------ PROVIDED DATA ------

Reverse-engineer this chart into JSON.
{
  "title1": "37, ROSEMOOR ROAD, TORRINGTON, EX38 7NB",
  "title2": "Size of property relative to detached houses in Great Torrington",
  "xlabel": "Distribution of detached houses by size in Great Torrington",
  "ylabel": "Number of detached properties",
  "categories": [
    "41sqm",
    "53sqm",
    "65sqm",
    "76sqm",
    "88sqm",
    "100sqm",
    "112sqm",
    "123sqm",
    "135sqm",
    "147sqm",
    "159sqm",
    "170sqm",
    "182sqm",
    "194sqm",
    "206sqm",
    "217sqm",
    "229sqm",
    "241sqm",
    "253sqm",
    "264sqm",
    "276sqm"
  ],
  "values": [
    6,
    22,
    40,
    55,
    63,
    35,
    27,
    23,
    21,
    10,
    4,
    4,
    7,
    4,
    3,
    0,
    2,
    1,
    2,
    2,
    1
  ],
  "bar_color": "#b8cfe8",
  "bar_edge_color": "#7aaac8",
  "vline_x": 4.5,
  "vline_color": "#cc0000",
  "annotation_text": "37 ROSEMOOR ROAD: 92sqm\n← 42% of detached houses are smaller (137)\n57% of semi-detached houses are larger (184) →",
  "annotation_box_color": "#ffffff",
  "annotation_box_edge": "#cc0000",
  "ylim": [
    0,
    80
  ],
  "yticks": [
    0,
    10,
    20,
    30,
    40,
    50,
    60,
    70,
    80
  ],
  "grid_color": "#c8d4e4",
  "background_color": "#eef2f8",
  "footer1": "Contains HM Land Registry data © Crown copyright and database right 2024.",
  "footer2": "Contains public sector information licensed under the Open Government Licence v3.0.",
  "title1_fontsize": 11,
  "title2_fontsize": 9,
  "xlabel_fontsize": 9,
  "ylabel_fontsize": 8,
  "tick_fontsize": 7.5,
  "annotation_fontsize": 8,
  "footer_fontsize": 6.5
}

------

TASK DESCRIPTION — Retype all of the data shown above, word for word.

SOLUTION TO THE EXERCISE —
Reverse-engineer this chart into JSON.
{
  "title1": "37, ROSEMOOR ROAD, TORRINGTON, EX38 7NB",
  "title2": "Size of property relative to detached houses in Great Torrington",
  "xlabel": "Distribution of detached houses by size in Great Torrington",
  "ylabel": "Number of detached properties",
  "categories": [
    "41sqm",
    "53sqm",
    "65sqm",
    "76sqm",
    "88sqm",
    "100sqm",
    "112sqm",
    "123sqm",
    "135sqm",
    "147sqm",
    "159sqm",
    "170sqm",
    "182sqm",
    "194sqm",
    "206sqm",
    "217sqm",
    "229sqm",
    "241sqm",
    "253sqm",
    "264sqm",
    "276sqm"
  ],
  "values": [
    6,
    22,
    40,
    55,
    63,
    35,
    27,
    23,
    21,
    10,
    4,
    4,
    7,
    4,
    3,
    0,
    2,
    1,
    2,
    2,
    1
  ],
  "bar_color": "#b8cfe8",
  "bar_edge_color": "#7aaac8",
  "vline_x": 4.5,
  "vline_color": "#cc0000",
  "annotation_text": "37 ROSEMOOR ROAD: 92sqm\n← 42% of detached houses are smaller (137)\n57% of semi-detached houses are larger (184) →",
  "annotation_box_color": "#ffffff",
  "annotation_box_edge": "#cc0000",
  "ylim": [
    0,
    80
  ],
  "yticks": [
    0,
    10,
    20,
    30,
    40,
    50,
    60,
    70,
    80
  ],
  "grid_color": "#c8d4e4",
  "background_color": "#eef2f8",
  "footer1": "Contains HM Land Registry data © Crown copyright and database right 2024.",
  "footer2": "Contains public sector information licensed under the Open Government Licence v3.0.",
  "title1_fontsize": 11,
  "title2_fontsize": 9,
  "xlabel_fontsize": 9,
  "ylabel_fontsize": 8,
  "tick_fontsize": 7.5,
  "annotation_fontsize": 8,
  "footer_fontsize": 6.5
}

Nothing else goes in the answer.